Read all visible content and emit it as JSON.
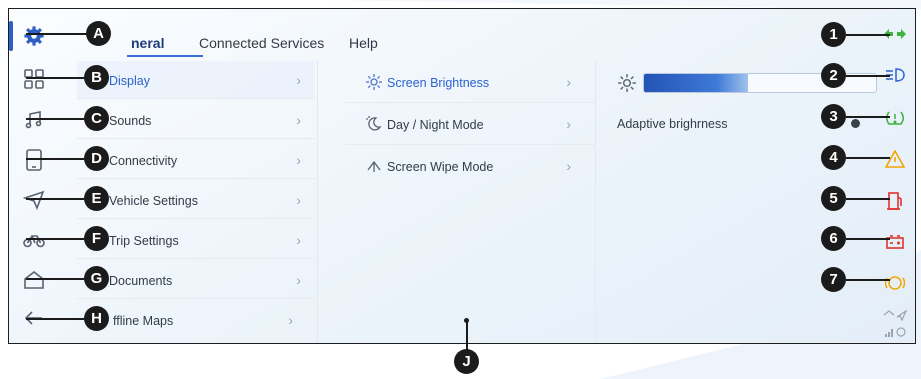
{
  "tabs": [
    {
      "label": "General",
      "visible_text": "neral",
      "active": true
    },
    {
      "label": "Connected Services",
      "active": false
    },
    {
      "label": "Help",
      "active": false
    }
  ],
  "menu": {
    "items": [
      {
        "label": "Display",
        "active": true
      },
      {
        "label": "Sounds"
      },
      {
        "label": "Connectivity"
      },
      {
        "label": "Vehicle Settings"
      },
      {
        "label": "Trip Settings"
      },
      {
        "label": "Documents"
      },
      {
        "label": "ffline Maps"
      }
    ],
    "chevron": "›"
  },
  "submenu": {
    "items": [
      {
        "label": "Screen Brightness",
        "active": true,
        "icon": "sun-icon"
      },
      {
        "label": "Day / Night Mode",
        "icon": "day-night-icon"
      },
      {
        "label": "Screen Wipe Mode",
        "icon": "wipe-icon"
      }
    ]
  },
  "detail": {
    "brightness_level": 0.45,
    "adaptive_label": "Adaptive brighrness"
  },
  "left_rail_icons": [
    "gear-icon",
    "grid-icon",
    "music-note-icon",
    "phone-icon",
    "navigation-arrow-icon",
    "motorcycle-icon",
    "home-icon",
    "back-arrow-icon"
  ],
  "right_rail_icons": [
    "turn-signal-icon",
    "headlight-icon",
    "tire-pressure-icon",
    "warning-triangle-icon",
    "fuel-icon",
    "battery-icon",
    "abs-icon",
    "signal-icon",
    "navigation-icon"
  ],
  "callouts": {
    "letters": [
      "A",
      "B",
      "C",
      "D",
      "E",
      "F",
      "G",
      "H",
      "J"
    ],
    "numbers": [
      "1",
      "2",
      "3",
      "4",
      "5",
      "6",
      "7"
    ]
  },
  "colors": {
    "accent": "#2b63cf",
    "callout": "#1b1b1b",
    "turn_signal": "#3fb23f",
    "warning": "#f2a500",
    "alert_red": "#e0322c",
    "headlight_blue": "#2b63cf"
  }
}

----

Find every line that holds "Settings" and copy it.

        "label": "Vehicle Settings"
        "label": "Trip Settings"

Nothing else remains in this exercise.